> [Given instruction A] Output the records as a JSON list of strings, one per line with blank lines omitted, covering the span from the start of the records through the line containing "curve-return-stroke-inner-curve bbox=[324, 182, 946, 455]", with both ends included.

Hi Randy,

Thank you for your reply.

>
> One common misconception that people seem to have about Tomcat (and
> application servers in general) is that you can predict how well an
> application will perform on that server without any real details of the
> application, but exact hardware details.
>
I understand that it is a vague and open ended question and I mentioned it
so in the email. What I am looking for is a ballpark figure that might not
work for me but will give me something to shoot for/surpass. Not having
worked on Tomcat or any other app server performance issues leaves me asking
this question.

> For almost all applications that Tomcat is going to serve, the
> majority of CPU time will be spent in your application.  The majority of
> network traffic will be specific to your application.  The majority of
> memory might be your application (Tomcat might actually tie with you
here).
> The point being, of all the possible factors that can limit the
transactions
> per second or whatever other performance metric you want to consider, your
> application is the biggest blocker, not Tomcat, not the OS.

> [Input for this task]
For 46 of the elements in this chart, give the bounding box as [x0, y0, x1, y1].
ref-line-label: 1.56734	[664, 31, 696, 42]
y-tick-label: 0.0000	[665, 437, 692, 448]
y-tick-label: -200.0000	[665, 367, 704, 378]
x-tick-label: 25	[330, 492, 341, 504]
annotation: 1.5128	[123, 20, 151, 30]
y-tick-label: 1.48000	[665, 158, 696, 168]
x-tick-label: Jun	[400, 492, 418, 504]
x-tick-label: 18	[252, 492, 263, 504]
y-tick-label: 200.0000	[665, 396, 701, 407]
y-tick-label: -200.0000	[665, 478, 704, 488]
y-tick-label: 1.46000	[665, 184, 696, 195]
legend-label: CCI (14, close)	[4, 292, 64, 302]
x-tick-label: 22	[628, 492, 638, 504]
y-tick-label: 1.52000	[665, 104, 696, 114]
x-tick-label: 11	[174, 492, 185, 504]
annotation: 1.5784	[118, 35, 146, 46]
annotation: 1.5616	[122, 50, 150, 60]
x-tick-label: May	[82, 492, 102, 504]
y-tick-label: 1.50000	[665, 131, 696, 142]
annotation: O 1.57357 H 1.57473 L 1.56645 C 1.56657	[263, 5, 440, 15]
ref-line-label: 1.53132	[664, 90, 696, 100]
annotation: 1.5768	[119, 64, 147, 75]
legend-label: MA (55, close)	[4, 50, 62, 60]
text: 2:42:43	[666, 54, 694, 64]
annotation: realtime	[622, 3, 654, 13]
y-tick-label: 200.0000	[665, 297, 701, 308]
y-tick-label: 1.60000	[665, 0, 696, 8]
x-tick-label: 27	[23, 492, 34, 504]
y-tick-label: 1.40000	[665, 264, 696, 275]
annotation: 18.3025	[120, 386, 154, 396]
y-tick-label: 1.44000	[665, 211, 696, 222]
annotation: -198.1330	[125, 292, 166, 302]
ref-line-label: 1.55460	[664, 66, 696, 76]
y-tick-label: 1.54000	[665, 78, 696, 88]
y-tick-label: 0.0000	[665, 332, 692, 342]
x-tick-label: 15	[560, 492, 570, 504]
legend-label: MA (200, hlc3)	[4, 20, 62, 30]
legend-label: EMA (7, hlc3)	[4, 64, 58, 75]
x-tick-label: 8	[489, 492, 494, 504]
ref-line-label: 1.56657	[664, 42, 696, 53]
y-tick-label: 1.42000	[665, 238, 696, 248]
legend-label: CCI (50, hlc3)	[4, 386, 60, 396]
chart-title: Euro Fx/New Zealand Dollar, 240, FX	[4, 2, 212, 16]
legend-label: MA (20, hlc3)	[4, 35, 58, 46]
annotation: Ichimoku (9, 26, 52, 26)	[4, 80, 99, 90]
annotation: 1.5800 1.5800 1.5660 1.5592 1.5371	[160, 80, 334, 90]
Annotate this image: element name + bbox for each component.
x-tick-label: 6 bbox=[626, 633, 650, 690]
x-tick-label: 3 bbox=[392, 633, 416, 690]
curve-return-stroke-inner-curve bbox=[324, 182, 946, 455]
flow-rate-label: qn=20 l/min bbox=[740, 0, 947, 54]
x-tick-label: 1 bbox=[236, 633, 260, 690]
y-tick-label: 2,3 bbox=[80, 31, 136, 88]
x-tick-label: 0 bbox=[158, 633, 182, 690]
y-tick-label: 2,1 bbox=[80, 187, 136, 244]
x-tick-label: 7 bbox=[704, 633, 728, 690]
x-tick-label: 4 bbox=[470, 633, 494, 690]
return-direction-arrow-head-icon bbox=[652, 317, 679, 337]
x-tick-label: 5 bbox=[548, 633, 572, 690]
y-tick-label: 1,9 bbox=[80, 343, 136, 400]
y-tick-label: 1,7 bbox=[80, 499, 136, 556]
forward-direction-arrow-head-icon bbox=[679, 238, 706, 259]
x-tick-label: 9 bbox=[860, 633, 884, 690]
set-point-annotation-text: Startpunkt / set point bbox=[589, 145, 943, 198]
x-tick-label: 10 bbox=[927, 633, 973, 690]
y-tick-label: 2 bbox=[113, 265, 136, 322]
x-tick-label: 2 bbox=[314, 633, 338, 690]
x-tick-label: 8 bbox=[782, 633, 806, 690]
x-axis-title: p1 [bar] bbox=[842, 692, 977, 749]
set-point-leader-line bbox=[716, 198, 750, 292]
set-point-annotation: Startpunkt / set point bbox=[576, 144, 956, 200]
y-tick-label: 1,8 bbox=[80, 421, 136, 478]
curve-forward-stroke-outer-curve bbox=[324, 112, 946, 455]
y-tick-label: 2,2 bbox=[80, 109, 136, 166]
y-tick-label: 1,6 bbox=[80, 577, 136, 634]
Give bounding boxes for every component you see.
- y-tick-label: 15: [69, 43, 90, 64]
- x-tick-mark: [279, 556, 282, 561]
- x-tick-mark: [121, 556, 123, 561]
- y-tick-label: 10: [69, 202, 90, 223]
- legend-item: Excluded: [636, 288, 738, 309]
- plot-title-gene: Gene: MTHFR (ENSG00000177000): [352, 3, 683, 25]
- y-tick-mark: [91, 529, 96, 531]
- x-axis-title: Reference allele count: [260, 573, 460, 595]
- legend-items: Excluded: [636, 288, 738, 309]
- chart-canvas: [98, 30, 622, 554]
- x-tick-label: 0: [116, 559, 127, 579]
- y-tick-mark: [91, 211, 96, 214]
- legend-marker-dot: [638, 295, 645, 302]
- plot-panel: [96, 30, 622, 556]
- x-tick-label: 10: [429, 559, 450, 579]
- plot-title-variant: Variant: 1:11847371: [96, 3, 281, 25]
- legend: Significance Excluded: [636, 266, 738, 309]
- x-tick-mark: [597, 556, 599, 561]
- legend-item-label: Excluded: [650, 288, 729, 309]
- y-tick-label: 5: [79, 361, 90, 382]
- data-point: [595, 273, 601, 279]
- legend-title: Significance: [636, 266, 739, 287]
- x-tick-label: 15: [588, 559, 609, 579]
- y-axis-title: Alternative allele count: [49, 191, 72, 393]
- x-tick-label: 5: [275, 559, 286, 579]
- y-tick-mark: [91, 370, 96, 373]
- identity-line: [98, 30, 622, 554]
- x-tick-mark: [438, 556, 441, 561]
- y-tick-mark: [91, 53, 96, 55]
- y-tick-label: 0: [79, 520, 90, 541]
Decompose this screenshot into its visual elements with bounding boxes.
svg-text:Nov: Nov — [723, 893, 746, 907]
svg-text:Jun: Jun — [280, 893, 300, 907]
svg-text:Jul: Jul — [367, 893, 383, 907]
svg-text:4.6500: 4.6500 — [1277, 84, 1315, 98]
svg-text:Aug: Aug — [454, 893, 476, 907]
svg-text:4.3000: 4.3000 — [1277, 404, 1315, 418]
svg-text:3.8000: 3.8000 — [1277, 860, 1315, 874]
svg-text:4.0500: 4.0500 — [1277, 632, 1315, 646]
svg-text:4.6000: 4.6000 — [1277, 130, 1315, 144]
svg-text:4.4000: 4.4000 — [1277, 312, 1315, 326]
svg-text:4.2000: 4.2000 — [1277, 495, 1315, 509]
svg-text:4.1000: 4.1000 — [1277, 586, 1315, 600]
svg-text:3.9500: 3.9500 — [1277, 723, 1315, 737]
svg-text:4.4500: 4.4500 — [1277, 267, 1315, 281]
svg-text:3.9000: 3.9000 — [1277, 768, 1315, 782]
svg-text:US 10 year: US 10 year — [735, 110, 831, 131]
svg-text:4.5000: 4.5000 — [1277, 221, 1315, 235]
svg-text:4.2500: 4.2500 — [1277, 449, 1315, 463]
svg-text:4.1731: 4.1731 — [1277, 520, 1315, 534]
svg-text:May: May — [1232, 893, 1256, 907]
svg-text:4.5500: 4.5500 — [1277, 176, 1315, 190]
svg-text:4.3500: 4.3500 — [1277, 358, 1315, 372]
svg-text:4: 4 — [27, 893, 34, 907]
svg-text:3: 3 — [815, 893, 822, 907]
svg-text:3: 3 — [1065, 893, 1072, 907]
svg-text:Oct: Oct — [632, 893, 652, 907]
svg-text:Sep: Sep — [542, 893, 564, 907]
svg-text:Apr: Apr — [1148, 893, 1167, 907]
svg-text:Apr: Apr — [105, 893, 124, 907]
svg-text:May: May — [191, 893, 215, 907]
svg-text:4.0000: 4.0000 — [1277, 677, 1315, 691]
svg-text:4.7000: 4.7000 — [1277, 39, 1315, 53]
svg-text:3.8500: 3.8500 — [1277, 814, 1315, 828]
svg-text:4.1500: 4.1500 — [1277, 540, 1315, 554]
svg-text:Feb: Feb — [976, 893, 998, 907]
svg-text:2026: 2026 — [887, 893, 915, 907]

> [Given instruction B]
Answer these questions from the email about Tomcat performance, one per line:
(i) What kind of figure does the writer say they are looking for?
(ii) Where does the quoted reply say the majority of CPU time will be spent?
(iii) What does the quoted reply name as the biggest blocker?

> [Full solution A]
[
  "For 46 of the elements in this chart, give the bounding box as [x0, y0, x1, y1].",
  "ref-line-label: 1.56734\t[664, 31, 696, 42]",
  "y-tick-label: 0.0000\t[665, 437, 692, 448]",
  "y-tick-label: -200.0000\t[665, 367, 704, 378]",
  "x-tick-label: 25\t[330, 492, 341, 504]",
  "annotation: 1.5128\t[123, 20, 151, 30]",
  "y-tick-label: 1.48000\t[665, 158, 696, 168]",
  "x-tick-label: Jun\t[400, 492, 418, 504]",
  "x-tick-label: 18\t[252, 492, 263, 504]",
  "y-tick-label: 200.0000\t[665, 396, 701, 407]",
  "y-tick-label: -200.0000\t[665, 478, 704, 488]",
  "y-tick-label: 1.46000\t[665, 184, 696, 195]",
  "legend-label: CCI (14, close)\t[4, 292, 64, 302]",
  "x-tick-label: 22\t[628, 492, 638, 504]",
  "y-tick-label: 1.52000\t[665, 104, 696, 114]",
  "x-tick-label: 11\t[174, 492, 185, 504]",
  "annotation: 1.5784\t[118, 35, 146, 46]",
  "annotation: 1.5616\t[122, 50, 150, 60]",
  "x-tick-label: May\t[82, 492, 102, 504]",
  "y-tick-label: 1.50000\t[665, 131, 696, 142]",
  "annotation: O 1.57357 H 1.57473 L 1.56645 C 1.56657\t[263, 5, 440, 15]",
  "ref-line-label: 1.53132\t[664, 90, 696, 100]",
  "annotation: 1.5768\t[119, 64, 147, 75]",
  "legend-label: MA (55, close)\t[4, 50, 62, 60]",
  "text: 2:42:43\t[666, 54, 694, 64]",
  "annotation: realtime\t[622, 3, 654, 13]",
  "y-tick-label: 200.0000\t[665, 297, 701, 308]",
  "y-tick-label: 1.60000\t[665, 0, 696, 8]",
  "x-tick-label: 27\t[23, 492, 34, 504]",
  "y-tick-label: 1.40000\t[665, 264, 696, 275]",
  "annotation: 18.3025\t[120, 386, 154, 396]",
  "y-tick-label: 1.44000\t[665, 211, 696, 222]",
  "annotation: -198.1330\t[125, 292, 166, 302]",
  "ref-line-label: 1.55460\t[664, 66, 696, 76]",
  "y-tick-label: 1.54000\t[665, 78, 696, 88]",
  "y-tick-label: 0.0000\t[665, 332, 692, 342]",
  "x-tick-label: 15\t[560, 492, 570, 504]",
  "legend-label: MA (200, hlc3)\t[4, 20, 62, 30]",
  "legend-label: EMA (7, hlc3)\t[4, 64, 58, 75]",
  "x-tick-label: 8\t[489, 492, 494, 504]",
  "ref-line-label: 1.56657\t[664, 42, 696, 53]",
  "y-tick-label: 1.42000\t[665, 238, 696, 248]",
  "legend-label: CCI (50, hlc3)\t[4, 386, 60, 396]",
  "chart-title: Euro Fx/New Zealand Dollar, 240, FX\t[4, 2, 212, 16]",
  "legend-label: MA (20, hlc3)\t[4, 35, 58, 46]",
  "annotation: Ichimoku (9, 26, 52, 26)\t[4, 80, 99, 90]",
  "annotation: 1.5800 1.5800 1.5660 1.5592 1.5371\t[160, 80, 334, 90]",
  "Annotate this image: element name + bbox for each component.",
  "x-tick-label: 6 bbox=[626, 633, 650, 690]",
  "x-tick-label: 3 bbox=[392, 633, 416, 690]",
  "curve-return-stroke-inner-curve bbox=[324, 182, 946, 455]"
]

> [Full solution B]
(i) A ballpark figure to shoot for or surpass.
(ii) In the application.
(iii) The application, not Tomcat or the OS.